WORK INSTRUCTIONS:
Restate the full set of records exactly, word for word.
— Start of AVAILABLE DATA —
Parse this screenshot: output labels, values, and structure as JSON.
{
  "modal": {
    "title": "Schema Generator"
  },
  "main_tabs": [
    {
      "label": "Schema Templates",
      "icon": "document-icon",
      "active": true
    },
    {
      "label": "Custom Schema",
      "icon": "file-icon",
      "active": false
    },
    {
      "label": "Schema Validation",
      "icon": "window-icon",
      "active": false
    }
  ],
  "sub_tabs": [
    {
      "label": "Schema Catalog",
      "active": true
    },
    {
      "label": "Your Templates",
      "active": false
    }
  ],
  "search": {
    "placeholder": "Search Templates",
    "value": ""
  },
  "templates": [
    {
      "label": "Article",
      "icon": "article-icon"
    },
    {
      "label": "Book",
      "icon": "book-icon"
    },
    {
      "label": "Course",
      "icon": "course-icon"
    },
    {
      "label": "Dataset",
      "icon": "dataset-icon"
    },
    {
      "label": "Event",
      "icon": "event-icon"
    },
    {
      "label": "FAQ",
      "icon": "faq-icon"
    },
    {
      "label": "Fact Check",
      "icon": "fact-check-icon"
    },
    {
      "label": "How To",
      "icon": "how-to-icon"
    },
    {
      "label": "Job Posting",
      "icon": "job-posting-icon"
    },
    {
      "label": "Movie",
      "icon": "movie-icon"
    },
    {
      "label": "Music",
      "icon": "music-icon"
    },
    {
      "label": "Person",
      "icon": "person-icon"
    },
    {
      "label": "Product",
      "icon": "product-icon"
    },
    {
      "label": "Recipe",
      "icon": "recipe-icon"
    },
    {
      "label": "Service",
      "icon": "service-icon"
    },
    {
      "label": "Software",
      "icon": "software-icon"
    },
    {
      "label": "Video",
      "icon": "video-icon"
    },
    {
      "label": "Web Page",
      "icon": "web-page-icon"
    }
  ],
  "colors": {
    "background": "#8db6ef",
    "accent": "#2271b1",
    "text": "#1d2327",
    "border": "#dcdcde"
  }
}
— End of AVAILABLE DATA —
SOLUTION FOR THIS EXERCISE:
Parse this screenshot: output labels, values, and structure as JSON.
{
  "modal": {
    "title": "Schema Generator"
  },
  "main_tabs": [
    {
      "label": "Schema Templates",
      "icon": "document-icon",
      "active": true
    },
    {
      "label": "Custom Schema",
      "icon": "file-icon",
      "active": false
    },
    {
      "label": "Schema Validation",
      "icon": "window-icon",
      "active": false
    }
  ],
  "sub_tabs": [
    {
      "label": "Schema Catalog",
      "active": true
    },
    {
      "label": "Your Templates",
      "active": false
    }
  ],
  "search": {
    "placeholder": "Search Templates",
    "value": ""
  },
  "templates": [
    {
      "label": "Article",
      "icon": "article-icon"
    },
    {
      "label": "Book",
      "icon": "book-icon"
    },
    {
      "label": "Course",
      "icon": "course-icon"
    },
    {
      "label": "Dataset",
      "icon": "dataset-icon"
    },
    {
      "label": "Event",
      "icon": "event-icon"
    },
    {
      "label": "FAQ",
      "icon": "faq-icon"
    },
    {
      "label": "Fact Check",
      "icon": "fact-check-icon"
    },
    {
      "label": "How To",
      "icon": "how-to-icon"
    },
    {
      "label": "Job Posting",
      "icon": "job-posting-icon"
    },
    {
      "label": "Movie",
      "icon": "movie-icon"
    },
    {
      "label": "Music",
      "icon": "music-icon"
    },
    {
      "label": "Person",
      "icon": "person-icon"
    },
    {
      "label": "Product",
      "icon": "product-icon"
    },
    {
      "label": "Recipe",
      "icon": "recipe-icon"
    },
    {
      "label": "Service",
      "icon": "service-icon"
    },
    {
      "label": "Software",
      "icon": "software-icon"
    },
    {
      "label": "Video",
      "icon": "video-icon"
    },
    {
      "label": "Web Page",
      "icon": "web-page-icon"
    }
  ],
  "colors": {
    "background": "#8db6ef",
    "accent": "#2271b1",
    "text": "#1d2327",
    "border": "#dcdcde"
  }
}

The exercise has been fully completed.